# Directive
Repeat the records below exactly as they appear.

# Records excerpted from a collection
_____

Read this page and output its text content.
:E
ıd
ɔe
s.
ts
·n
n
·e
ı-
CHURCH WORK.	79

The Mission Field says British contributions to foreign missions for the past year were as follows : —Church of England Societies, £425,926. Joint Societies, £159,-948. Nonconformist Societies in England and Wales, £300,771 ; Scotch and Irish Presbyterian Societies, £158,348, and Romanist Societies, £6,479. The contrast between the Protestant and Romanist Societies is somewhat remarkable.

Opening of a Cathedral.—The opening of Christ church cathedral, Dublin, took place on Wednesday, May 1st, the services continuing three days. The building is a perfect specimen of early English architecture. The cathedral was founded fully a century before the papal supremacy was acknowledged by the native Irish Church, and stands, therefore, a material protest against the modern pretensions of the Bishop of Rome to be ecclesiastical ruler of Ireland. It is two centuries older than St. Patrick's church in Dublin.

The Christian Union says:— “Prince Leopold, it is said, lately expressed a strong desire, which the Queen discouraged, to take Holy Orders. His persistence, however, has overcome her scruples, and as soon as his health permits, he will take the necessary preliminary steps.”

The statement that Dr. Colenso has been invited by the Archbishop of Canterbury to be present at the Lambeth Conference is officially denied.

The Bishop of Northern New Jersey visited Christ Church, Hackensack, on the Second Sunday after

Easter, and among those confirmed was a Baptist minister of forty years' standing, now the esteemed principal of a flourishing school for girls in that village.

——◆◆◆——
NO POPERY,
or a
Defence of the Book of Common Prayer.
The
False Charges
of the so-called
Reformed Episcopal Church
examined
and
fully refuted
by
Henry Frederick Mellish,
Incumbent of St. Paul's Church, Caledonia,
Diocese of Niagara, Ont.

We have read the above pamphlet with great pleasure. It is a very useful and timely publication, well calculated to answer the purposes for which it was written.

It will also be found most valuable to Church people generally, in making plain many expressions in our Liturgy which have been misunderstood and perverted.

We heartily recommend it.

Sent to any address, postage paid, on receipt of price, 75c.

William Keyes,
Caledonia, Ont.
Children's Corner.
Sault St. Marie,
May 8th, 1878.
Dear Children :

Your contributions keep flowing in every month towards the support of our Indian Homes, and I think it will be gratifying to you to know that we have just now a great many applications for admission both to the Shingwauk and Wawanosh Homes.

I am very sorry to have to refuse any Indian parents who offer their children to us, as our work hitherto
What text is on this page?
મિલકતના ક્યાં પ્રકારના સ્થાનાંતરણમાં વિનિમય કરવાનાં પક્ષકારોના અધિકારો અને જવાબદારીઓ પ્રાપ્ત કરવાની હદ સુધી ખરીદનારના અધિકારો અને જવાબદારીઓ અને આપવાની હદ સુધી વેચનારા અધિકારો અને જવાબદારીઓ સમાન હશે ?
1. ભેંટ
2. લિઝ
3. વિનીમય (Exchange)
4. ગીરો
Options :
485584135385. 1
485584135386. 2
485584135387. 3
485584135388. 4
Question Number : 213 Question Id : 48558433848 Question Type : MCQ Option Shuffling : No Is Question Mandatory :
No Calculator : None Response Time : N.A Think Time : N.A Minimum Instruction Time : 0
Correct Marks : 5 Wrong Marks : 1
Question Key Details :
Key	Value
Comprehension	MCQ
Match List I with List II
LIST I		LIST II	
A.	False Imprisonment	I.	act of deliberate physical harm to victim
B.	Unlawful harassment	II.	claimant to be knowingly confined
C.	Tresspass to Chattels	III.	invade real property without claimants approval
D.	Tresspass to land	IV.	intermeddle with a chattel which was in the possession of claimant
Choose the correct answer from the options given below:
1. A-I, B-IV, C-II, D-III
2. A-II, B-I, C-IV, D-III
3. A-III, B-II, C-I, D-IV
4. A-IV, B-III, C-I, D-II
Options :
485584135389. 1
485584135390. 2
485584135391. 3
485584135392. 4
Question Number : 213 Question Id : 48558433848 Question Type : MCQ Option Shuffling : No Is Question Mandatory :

_____

# Final result
Read this page and output its text content.
:E
ıd
ɔe
s.
ts
·n
n
·e
ı-
CHURCH WORK.	79

The Mission Field says British contributions to foreign missions for the past year were as follows : —Church of England Societies, £425,926. Joint Societies, £159,-948. Nonconformist Societies in England and Wales, £300,771 ; Scotch and Irish Presbyterian Societies, £158,348, and Romanist Societies, £6,479. The contrast between the Protestant and Romanist Societies is somewhat remarkable.

Opening of a Cathedral.—The opening of Christ church cathedral, Dublin, took place on Wednesday, May 1st, the services continuing three days. The building is a perfect specimen of early English architecture. The cathedral was founded fully a century before the papal supremacy was acknowledged by the native Irish Church, and stands, therefore, a material protest against the modern pretensions of the Bishop of Rome to be ecclesiastical ruler of Ireland. It is two centuries older than St. Patrick's church in Dublin.

The Christian Union says:— “Prince Leopold, it is said, lately expressed a strong desire, which the Queen discouraged, to take Holy Orders. His persistence, however, has overcome her scruples, and as soon as his health permits, he will take the necessary preliminary steps.”

The statement that Dr. Colenso has been invited by the Archbishop of Canterbury to be present at the Lambeth Conference is officially denied.

The Bishop of Northern New Jersey visited Christ Church, Hackensack, on the Second Sunday after

Easter, and among those confirmed was a Baptist minister of forty years' standing, now the esteemed principal of a flourishing school for girls in that village.

——◆◆◆——
NO POPERY,
or a
Defence of the Book of Common Prayer.
The
False Charges
of the so-called
Reformed Episcopal Church
examined
and
fully refuted
by
Henry Frederick Mellish,
Incumbent of St. Paul's Church, Caledonia,
Diocese of Niagara, Ont.

We have read the above pamphlet with great pleasure. It is a very useful and timely publication, well calculated to answer the purposes for which it was written.

It will also be found most valuable to Church people generally, in making plain many expressions in our Liturgy which have been misunderstood and perverted.

We heartily recommend it.

Sent to any address, postage paid, on receipt of price, 75c.

William Keyes,
Caledonia, Ont.
Children's Corner.
Sault St. Marie,
May 8th, 1878.
Dear Children :

Your contributions keep flowing in every month towards the support of our Indian Homes, and I think it will be gratifying to you to know that we have just now a great many applications for admission both to the Shingwauk and Wawanosh Homes.

I am very sorry to have to refuse any Indian parents who offer their children to us, as our work hitherto
What text is on this page?
મિલકતના ક્યાં પ્રકારના સ્થાનાંતરણમાં વિનિમય કરવાનાં પક્ષકારોના અધિકારો અને જવાબદારીઓ પ્રાપ્ત કરવાની હદ સુધી ખરીદનારના અધિકારો અને જવાબદારીઓ અને આપવાની હદ સુધી વેચનારા અધિકારો અને જવાબદારીઓ સમાન હશે ?
1. ભેંટ
2. લિઝ
3. વિનીમય (Exchange)
4. ગીરો
Options :
485584135385. 1
485584135386. 2
485584135387. 3
485584135388. 4
Question Number : 213 Question Id : 48558433848 Question Type : MCQ Option Shuffling : No Is Question Mandatory :
No Calculator : None Response Time : N.A Think Time : N.A Minimum Instruction Time : 0
Correct Marks : 5 Wrong Marks : 1
Question Key Details :
Key	Value
Comprehension	MCQ
Match List I with List II
LIST I		LIST II	
A.	False Imprisonment	I.	act of deliberate physical harm to victim
B.	Unlawful harassment	II.	claimant to be knowingly confined
C.	Tresspass to Chattels	III.	invade real property without claimants approval
D.	Tresspass to land	IV.	intermeddle with a chattel which was in the possession of claimant
Choose the correct answer from the options given below:
1. A-I, B-IV, C-II, D-III
2. A-II, B-I, C-IV, D-III
3. A-III, B-II, C-I, D-IV
4. A-IV, B-III, C-I, D-II
Options :
485584135389. 1
485584135390. 2
485584135391. 3
485584135392. 4
Question Number : 213 Question Id : 48558433848 Question Type : MCQ Option Shuffling : No Is Question Mandatory :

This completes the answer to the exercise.